- TO DO -
Pull out each line of the records holding the string "работодателям".

[Dataset items]
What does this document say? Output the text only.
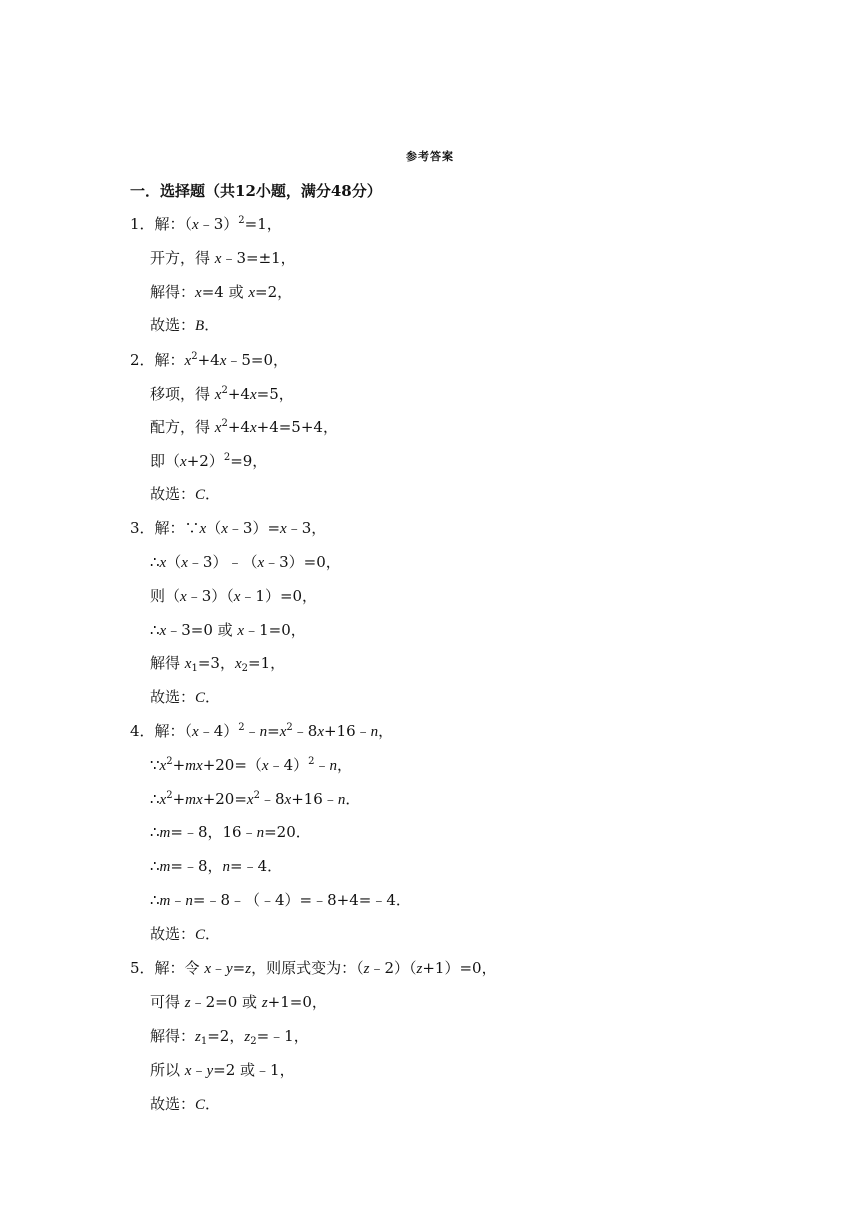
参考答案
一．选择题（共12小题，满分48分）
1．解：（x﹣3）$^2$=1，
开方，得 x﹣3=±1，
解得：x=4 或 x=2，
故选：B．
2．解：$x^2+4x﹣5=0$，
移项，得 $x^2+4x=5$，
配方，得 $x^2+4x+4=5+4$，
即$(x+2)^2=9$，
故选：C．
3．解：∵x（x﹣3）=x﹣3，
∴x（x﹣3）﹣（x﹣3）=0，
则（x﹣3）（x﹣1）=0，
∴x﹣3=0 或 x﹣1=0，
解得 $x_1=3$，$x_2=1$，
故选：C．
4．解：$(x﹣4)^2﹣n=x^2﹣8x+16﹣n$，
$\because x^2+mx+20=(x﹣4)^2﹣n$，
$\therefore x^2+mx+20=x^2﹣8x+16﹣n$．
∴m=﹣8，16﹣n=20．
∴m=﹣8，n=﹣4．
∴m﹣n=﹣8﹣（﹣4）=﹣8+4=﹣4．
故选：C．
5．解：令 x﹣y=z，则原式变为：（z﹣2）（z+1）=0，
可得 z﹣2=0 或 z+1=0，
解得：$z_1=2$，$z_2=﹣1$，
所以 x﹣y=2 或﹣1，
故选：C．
---
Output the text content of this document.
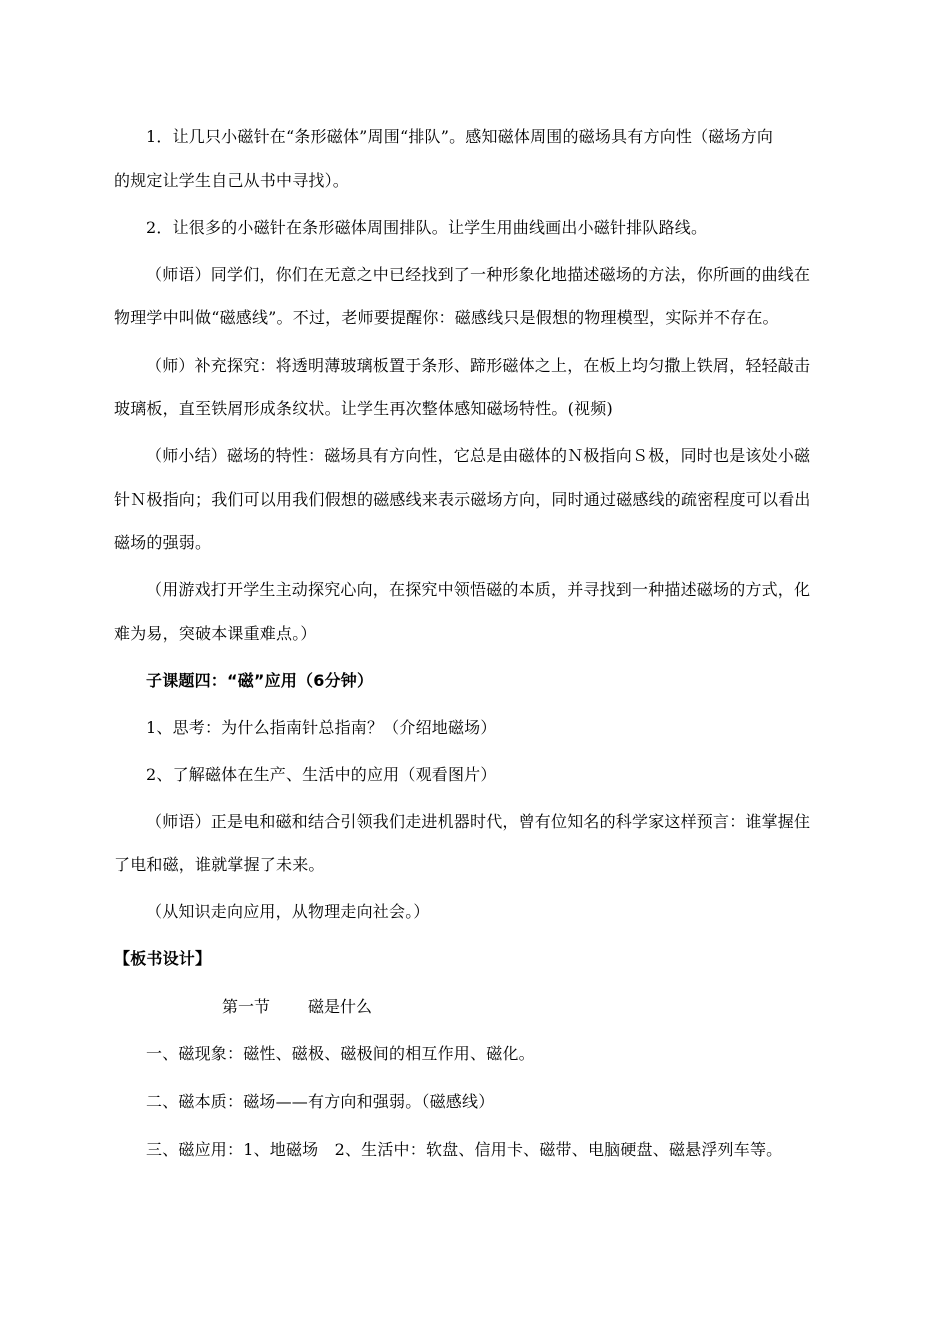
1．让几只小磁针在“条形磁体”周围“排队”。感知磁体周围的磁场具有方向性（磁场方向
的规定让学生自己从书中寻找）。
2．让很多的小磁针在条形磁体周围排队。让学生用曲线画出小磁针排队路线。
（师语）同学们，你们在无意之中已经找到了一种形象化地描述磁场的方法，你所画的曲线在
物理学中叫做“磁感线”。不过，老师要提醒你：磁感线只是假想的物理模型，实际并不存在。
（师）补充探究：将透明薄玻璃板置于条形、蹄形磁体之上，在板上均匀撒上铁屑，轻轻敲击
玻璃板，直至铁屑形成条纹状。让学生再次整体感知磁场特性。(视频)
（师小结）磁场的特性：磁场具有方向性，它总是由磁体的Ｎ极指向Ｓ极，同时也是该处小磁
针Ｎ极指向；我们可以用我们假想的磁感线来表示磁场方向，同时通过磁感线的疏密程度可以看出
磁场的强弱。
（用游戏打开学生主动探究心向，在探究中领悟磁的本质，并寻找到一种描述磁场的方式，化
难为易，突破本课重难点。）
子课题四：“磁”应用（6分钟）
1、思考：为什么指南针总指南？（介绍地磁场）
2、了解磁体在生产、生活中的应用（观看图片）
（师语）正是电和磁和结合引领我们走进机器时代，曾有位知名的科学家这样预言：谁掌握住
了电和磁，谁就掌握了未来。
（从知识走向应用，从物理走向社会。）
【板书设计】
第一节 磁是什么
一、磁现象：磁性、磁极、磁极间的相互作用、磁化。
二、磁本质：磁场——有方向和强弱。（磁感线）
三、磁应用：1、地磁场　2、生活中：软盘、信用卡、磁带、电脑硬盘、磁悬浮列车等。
...
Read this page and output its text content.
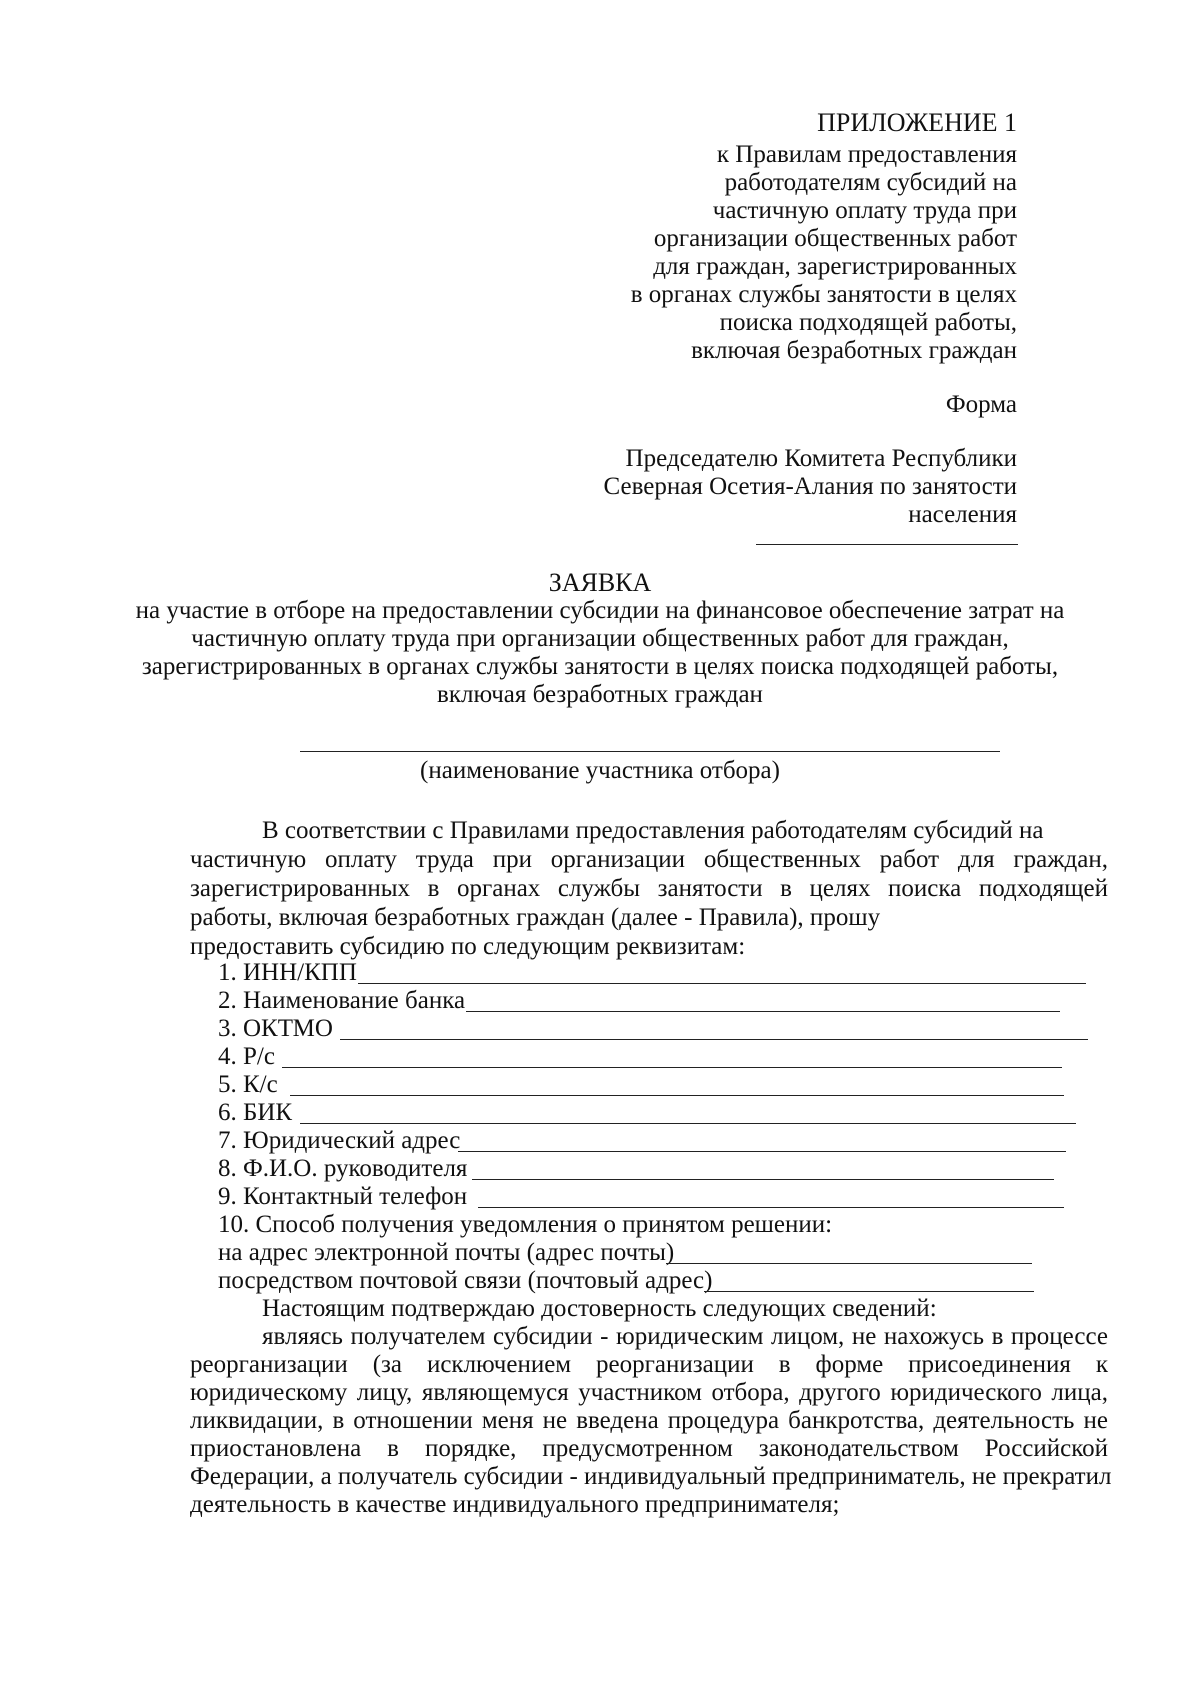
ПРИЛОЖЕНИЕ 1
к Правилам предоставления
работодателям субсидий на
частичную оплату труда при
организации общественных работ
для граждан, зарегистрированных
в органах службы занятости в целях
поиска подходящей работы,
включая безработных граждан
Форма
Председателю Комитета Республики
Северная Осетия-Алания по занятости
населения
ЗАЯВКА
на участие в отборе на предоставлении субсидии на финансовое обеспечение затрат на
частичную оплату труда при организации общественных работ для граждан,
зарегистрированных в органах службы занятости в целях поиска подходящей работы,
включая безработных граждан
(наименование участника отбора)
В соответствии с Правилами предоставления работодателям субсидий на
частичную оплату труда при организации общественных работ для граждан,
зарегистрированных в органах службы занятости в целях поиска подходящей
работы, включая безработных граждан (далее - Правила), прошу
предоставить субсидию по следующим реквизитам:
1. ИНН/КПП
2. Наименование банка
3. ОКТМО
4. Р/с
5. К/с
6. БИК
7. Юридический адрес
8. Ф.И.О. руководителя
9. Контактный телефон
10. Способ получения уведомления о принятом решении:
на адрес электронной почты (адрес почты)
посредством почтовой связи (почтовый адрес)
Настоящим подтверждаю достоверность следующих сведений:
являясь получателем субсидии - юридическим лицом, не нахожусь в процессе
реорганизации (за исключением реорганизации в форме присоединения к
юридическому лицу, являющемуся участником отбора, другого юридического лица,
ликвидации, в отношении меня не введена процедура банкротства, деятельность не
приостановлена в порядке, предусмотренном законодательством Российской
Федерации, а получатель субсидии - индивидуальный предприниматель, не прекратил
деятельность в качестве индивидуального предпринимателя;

- THE RESULT -
работодателям субсидий на
В соответствии с Правилами предоставления работодателям субсидий на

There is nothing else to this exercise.